[JOB] Within the data that follows, how many lines carry the string "Sentinel"? Give the number alone.

[DATA SHOWN]
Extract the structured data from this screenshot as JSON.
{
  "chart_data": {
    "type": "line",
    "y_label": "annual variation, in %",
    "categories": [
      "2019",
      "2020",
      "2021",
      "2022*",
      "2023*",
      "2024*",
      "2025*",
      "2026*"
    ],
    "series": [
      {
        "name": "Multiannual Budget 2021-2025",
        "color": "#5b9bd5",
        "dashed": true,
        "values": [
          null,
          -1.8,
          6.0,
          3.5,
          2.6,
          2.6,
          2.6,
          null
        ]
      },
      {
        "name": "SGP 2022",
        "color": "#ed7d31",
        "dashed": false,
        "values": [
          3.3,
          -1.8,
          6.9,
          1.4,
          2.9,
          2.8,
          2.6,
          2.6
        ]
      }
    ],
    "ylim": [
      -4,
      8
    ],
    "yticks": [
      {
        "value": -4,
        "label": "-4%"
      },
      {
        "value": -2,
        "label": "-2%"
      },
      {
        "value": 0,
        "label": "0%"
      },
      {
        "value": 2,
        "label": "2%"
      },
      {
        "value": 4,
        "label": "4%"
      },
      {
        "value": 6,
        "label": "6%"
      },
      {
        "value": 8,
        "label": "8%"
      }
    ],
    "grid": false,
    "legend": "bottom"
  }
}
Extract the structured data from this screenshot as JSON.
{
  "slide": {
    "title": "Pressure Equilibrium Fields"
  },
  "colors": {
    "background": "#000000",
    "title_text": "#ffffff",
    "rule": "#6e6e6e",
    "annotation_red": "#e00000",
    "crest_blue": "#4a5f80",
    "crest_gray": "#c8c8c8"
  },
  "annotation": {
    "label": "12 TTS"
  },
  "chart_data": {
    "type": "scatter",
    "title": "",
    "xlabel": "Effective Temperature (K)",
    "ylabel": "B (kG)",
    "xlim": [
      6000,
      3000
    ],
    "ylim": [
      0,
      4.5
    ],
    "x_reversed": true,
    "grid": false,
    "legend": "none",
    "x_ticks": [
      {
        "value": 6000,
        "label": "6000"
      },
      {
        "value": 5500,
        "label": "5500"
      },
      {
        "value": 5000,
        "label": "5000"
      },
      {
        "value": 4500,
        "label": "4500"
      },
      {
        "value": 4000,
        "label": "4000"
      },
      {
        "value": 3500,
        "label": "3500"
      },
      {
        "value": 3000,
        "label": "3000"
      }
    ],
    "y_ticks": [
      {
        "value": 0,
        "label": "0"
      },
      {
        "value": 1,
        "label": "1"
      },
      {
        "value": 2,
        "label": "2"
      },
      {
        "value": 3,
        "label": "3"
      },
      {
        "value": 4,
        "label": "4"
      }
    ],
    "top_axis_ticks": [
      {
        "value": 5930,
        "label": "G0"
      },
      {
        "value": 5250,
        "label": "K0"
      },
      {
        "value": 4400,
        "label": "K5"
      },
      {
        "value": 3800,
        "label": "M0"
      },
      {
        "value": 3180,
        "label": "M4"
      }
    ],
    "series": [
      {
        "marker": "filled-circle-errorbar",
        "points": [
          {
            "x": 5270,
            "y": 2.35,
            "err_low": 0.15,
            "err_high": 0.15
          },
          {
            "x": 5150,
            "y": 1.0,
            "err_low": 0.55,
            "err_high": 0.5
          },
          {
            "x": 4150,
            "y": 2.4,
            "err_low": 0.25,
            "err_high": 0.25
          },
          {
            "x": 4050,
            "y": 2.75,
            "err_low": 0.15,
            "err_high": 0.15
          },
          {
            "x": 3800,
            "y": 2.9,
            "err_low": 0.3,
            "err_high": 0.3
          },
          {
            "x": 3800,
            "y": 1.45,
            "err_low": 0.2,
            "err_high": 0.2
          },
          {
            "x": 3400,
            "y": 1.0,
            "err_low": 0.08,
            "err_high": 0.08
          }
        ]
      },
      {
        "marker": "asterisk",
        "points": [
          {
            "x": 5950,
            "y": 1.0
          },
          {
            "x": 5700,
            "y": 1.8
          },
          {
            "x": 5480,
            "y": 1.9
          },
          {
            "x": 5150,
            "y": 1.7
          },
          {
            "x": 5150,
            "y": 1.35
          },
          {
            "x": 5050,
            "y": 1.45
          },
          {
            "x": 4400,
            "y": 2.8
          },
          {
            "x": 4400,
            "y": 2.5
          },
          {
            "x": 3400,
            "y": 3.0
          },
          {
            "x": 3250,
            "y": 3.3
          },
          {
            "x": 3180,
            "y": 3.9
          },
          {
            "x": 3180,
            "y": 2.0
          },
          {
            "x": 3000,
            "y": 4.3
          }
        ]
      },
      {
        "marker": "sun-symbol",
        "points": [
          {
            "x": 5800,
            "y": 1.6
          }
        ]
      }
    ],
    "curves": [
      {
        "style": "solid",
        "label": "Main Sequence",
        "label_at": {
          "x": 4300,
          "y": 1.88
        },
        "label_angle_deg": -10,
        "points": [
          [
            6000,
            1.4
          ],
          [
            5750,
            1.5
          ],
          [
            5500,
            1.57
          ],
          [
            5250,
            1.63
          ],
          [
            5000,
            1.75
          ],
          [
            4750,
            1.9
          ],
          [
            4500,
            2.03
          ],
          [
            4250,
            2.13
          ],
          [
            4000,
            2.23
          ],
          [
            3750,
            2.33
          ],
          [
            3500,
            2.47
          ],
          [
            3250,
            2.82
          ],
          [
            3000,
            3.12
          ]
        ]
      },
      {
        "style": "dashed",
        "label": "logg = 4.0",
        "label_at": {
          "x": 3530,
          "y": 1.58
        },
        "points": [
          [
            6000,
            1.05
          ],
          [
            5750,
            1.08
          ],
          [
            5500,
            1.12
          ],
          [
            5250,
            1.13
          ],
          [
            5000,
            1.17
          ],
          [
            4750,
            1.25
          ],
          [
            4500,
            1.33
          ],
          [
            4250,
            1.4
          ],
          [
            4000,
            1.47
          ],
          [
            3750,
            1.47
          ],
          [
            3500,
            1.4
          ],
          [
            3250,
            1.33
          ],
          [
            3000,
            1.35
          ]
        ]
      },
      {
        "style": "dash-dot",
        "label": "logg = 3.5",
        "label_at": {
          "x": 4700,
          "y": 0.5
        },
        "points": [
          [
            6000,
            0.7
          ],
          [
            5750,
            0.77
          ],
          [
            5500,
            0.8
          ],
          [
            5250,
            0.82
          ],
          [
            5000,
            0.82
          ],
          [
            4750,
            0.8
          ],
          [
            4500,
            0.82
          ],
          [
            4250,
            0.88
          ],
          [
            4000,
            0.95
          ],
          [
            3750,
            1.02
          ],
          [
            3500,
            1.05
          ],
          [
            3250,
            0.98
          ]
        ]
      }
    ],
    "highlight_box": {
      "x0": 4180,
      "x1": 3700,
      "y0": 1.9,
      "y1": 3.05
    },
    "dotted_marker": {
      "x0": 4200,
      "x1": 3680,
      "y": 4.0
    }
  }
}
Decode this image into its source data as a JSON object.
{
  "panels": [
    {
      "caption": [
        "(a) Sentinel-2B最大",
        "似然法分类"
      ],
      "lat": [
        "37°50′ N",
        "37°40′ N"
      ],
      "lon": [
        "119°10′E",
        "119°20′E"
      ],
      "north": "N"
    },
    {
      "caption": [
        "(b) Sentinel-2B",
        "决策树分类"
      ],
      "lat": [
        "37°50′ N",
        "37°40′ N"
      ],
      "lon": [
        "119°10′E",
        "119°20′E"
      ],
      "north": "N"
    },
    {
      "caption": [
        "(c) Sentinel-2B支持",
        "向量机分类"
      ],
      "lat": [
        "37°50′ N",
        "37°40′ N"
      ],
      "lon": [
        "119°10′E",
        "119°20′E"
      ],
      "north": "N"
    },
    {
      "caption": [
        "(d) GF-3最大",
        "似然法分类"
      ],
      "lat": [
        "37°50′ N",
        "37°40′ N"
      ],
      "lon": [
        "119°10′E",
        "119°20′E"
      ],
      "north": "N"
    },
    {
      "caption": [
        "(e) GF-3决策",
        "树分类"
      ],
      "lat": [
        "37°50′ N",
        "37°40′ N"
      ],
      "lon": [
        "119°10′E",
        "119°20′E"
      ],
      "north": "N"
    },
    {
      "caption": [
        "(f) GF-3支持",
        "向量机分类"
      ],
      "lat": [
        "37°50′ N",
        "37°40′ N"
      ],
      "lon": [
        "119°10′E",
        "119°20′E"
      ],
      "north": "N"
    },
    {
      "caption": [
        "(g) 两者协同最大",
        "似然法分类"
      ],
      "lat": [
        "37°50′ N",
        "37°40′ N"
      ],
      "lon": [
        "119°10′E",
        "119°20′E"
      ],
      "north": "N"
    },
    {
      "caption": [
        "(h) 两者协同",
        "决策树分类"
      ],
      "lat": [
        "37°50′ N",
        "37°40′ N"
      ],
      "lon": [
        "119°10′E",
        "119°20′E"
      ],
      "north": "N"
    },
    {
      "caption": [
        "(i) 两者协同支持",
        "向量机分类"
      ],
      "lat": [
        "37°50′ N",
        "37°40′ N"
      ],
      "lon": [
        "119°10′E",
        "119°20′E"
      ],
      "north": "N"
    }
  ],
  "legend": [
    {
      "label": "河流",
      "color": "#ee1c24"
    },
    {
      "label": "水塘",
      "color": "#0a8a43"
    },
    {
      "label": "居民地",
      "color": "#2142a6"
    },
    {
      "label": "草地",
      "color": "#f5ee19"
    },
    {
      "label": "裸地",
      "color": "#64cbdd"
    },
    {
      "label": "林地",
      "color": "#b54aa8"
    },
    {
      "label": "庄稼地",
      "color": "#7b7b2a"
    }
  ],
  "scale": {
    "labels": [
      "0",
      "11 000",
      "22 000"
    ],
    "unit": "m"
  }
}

[RESULT OF THIS EXERCISE] 3